Items from a figure collection:
• • • •

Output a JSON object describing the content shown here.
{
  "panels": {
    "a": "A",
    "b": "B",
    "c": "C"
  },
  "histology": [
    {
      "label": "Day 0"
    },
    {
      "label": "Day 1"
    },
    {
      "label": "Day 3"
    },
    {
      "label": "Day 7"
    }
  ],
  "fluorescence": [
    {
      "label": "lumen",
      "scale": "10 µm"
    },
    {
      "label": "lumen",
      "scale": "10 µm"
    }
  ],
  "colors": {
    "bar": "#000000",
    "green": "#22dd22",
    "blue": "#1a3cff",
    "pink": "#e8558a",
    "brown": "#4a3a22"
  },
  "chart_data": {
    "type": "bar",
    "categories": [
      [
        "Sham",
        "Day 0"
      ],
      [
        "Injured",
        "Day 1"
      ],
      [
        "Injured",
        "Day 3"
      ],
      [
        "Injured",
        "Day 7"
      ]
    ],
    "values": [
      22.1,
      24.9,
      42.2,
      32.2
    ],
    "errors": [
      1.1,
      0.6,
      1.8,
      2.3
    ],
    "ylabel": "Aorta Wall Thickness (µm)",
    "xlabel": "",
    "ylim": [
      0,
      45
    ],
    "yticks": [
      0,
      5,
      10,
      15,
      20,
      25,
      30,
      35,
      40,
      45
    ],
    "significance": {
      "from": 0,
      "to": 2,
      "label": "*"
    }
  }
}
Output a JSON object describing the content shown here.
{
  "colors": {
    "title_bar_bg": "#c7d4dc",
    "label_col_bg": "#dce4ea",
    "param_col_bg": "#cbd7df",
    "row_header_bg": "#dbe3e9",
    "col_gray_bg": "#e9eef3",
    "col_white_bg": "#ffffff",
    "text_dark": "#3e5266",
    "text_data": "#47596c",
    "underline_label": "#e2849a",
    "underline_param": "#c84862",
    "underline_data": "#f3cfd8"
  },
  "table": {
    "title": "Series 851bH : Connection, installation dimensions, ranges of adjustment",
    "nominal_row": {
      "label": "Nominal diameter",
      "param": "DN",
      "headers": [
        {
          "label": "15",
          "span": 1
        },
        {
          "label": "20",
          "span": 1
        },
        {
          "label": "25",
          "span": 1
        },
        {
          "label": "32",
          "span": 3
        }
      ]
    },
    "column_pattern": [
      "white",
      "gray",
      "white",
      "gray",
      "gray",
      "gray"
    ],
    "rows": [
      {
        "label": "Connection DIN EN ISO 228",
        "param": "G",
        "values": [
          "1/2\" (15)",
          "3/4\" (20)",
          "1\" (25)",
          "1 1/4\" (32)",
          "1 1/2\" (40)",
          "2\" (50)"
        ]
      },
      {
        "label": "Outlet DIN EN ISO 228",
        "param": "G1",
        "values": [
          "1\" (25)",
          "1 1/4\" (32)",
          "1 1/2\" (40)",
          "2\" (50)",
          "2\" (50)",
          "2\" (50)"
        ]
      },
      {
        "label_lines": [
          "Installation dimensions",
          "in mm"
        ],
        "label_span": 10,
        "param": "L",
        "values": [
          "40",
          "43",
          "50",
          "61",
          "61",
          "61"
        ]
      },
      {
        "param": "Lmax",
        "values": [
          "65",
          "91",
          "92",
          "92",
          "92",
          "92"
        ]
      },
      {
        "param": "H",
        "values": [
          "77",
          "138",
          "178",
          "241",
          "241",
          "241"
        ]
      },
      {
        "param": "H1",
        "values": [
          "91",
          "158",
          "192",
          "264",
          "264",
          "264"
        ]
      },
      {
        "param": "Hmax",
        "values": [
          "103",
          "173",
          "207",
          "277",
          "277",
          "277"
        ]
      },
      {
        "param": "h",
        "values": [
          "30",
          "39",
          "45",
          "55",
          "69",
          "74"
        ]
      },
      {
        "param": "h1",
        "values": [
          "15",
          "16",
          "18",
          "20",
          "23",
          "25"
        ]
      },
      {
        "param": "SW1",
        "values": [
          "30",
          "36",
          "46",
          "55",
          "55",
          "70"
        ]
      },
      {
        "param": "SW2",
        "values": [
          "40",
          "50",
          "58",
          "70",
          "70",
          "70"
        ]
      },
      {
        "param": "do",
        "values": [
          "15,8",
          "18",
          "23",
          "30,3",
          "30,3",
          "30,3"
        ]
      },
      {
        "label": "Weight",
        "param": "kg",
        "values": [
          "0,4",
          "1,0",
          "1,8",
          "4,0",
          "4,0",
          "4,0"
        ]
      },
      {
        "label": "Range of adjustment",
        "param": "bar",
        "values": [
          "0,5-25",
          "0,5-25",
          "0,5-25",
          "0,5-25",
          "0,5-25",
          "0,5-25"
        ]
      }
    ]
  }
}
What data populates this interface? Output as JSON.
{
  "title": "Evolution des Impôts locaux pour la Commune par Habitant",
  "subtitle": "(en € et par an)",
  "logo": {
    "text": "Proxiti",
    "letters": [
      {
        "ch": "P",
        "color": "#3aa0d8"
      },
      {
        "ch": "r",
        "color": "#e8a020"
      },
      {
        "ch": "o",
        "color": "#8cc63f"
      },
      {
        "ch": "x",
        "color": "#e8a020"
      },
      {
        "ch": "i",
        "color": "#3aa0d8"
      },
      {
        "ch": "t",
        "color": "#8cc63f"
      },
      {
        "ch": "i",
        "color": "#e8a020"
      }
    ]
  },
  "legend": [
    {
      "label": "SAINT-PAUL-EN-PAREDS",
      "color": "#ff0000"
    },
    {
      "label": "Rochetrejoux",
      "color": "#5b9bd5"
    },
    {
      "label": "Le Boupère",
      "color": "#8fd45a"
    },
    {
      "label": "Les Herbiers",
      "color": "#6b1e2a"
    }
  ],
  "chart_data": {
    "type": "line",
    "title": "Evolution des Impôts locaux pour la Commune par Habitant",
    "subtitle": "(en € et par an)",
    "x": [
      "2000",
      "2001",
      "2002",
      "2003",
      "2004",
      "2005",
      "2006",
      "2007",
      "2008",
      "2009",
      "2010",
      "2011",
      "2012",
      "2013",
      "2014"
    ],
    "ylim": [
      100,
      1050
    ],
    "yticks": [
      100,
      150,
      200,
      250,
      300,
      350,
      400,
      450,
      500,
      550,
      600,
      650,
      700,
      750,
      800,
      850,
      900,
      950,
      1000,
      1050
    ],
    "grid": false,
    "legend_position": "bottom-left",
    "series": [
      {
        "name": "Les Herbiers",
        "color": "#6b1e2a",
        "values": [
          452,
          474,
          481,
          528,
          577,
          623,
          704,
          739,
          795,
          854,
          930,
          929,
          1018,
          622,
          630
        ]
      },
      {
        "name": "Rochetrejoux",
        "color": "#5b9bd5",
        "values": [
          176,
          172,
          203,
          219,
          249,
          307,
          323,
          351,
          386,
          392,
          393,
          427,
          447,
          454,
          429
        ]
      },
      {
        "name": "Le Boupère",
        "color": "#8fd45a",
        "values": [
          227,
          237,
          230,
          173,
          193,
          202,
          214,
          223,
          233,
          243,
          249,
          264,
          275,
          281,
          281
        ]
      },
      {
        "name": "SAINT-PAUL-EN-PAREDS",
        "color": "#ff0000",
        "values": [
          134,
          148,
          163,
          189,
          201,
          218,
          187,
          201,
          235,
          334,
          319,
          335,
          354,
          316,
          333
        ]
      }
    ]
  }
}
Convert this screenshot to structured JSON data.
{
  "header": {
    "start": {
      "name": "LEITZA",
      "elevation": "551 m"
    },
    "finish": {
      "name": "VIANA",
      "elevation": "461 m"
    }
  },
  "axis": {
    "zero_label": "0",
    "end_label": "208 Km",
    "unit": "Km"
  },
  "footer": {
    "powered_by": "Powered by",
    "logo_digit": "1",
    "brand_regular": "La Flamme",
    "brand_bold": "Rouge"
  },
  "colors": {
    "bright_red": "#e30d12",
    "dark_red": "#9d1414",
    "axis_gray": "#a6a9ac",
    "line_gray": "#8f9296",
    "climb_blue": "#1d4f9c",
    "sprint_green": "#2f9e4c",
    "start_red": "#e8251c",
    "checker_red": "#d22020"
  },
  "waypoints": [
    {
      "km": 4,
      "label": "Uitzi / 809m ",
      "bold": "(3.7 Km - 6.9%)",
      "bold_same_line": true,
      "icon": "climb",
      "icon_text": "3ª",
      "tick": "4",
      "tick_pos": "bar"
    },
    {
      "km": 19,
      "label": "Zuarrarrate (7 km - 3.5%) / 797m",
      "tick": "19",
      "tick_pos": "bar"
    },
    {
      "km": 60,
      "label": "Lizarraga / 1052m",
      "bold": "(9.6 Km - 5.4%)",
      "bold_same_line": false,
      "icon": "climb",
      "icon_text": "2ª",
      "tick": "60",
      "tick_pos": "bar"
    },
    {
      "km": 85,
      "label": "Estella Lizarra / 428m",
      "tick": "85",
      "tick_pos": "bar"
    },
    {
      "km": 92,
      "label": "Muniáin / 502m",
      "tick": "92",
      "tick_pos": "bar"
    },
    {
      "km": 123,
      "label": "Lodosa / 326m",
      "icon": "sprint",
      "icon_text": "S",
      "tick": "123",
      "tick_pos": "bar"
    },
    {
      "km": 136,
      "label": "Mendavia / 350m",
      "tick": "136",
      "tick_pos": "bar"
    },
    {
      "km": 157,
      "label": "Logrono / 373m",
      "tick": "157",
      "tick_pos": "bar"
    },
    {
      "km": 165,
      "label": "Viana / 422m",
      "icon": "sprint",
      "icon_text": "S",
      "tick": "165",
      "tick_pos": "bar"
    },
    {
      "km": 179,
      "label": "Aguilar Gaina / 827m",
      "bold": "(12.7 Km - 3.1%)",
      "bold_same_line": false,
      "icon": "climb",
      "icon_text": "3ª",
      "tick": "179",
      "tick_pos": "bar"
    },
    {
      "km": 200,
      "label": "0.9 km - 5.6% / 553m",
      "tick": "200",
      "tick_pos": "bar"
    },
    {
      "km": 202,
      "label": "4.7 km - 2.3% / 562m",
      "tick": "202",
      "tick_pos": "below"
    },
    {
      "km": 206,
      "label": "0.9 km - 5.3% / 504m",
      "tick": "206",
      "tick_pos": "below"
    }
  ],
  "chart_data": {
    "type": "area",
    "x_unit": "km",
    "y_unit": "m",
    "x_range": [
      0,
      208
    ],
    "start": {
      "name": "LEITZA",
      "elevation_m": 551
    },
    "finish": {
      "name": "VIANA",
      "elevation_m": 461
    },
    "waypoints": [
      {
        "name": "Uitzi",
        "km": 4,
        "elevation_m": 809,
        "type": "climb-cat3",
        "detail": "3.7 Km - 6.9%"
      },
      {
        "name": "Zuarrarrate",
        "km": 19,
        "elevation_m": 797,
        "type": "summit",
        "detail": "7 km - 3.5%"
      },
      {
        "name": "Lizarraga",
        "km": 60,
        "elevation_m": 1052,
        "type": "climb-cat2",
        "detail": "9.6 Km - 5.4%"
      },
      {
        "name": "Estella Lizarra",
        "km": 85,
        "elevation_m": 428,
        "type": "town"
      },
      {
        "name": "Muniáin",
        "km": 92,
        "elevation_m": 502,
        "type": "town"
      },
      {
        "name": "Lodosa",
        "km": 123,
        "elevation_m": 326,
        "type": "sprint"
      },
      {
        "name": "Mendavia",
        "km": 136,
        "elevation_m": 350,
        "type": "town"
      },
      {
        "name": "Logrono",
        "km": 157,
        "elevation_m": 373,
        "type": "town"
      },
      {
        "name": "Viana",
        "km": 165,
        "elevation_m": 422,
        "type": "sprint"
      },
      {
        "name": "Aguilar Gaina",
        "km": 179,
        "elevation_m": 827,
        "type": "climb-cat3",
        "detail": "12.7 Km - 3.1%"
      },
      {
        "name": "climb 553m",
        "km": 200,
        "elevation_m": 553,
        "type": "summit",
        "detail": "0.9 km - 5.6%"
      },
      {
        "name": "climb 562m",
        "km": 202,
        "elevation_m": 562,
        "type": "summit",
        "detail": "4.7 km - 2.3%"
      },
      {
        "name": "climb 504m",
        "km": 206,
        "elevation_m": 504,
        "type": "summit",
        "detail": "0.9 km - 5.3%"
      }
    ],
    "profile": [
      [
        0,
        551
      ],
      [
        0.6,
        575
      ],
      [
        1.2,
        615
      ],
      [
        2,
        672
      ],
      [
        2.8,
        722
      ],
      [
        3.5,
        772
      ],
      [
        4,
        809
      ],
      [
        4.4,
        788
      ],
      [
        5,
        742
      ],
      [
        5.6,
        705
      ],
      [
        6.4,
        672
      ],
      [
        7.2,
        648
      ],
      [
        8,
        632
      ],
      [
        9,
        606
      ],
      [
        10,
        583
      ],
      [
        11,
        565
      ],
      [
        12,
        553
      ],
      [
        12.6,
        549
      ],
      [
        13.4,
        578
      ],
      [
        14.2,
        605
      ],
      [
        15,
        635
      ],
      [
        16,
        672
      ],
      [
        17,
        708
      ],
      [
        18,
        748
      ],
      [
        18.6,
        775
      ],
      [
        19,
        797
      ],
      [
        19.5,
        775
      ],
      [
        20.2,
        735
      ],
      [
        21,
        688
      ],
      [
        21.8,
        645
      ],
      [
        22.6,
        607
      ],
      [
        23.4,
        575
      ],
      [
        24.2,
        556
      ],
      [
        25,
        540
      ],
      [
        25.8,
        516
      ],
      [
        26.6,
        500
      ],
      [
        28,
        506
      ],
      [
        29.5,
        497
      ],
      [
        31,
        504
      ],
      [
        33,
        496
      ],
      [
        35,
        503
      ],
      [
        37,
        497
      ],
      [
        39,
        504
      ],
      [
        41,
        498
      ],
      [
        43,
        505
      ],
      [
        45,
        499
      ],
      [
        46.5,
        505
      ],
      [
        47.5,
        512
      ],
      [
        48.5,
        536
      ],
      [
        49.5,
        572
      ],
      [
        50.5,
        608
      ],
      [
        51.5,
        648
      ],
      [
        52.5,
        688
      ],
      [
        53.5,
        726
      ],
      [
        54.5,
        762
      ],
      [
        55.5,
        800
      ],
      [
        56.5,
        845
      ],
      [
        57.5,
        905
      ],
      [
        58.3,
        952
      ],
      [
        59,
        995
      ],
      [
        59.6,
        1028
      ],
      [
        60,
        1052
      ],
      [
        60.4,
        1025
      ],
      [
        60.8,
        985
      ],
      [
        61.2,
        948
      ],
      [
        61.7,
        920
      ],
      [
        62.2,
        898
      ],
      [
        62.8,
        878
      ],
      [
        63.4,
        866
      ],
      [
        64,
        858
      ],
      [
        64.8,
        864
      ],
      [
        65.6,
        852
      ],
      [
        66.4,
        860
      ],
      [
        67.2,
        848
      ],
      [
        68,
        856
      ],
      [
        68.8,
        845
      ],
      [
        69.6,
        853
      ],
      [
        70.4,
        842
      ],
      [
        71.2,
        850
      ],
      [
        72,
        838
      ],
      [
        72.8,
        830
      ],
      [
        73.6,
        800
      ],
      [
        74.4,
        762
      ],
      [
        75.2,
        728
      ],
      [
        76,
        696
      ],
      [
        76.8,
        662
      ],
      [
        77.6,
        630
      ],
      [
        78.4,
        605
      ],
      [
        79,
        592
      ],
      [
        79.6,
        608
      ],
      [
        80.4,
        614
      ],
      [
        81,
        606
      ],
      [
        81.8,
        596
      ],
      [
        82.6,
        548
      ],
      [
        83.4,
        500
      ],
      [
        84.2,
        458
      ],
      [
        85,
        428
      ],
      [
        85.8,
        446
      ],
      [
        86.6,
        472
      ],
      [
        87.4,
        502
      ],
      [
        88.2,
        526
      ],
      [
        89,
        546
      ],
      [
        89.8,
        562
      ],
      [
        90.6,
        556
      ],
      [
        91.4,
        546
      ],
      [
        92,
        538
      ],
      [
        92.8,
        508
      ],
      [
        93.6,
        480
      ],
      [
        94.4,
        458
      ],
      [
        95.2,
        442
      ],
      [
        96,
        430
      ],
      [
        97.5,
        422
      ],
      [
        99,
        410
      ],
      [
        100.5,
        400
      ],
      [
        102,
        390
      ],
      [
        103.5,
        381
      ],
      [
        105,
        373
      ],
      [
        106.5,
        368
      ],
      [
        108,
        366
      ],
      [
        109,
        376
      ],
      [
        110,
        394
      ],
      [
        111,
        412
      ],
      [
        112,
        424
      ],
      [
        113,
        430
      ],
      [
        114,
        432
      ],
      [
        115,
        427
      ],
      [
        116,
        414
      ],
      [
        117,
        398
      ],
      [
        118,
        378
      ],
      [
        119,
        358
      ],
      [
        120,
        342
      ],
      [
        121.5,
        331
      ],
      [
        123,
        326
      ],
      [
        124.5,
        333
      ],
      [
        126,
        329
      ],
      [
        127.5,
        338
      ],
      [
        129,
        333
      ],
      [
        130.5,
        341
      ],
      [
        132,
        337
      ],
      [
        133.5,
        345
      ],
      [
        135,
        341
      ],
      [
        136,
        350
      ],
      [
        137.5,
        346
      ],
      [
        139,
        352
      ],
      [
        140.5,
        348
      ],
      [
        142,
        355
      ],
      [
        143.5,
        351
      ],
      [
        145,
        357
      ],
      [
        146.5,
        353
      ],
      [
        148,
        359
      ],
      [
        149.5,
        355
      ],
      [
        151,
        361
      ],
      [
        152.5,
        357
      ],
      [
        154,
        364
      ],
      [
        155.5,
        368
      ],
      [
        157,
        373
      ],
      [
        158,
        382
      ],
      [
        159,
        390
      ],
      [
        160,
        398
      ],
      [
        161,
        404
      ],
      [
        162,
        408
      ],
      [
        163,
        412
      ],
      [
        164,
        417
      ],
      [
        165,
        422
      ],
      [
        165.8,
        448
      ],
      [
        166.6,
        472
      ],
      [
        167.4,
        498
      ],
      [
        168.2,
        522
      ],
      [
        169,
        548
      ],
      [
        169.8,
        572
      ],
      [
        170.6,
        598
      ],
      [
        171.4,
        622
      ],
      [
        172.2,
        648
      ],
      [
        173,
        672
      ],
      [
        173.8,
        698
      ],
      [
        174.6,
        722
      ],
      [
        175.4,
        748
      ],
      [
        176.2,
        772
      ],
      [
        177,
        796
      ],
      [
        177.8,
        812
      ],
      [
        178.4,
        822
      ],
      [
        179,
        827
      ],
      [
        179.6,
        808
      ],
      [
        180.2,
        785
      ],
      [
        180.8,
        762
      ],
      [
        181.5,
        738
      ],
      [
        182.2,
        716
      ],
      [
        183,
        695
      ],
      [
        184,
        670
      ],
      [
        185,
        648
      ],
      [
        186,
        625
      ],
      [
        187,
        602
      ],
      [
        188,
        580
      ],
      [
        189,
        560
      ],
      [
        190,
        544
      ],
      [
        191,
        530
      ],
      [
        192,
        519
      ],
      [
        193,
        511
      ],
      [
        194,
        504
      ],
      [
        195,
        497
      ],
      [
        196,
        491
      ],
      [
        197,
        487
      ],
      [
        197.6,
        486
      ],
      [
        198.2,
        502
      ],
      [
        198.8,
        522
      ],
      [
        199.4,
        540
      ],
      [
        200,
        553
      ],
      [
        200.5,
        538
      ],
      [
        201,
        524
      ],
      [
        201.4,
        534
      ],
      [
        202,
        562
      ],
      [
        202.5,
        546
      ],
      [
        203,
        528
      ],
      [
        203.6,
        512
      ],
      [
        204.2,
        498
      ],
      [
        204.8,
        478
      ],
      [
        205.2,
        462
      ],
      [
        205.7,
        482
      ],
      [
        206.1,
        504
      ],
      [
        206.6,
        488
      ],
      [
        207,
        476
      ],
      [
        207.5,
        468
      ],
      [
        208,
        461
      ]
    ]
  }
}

• • • •

Pull out all lines of the data with the string "detail".

#### Exercise answer
        "detail": "3.7 Km - 6.9%"
        "detail": "7 km - 3.5%"
        "detail": "9.6 Km - 5.4%"
        "detail": "12.7 Km - 3.1%"
        "detail": "0.9 km - 5.6%"
        "detail": "4.7 km - 2.3%"
        "detail": "0.9 km - 5.3%"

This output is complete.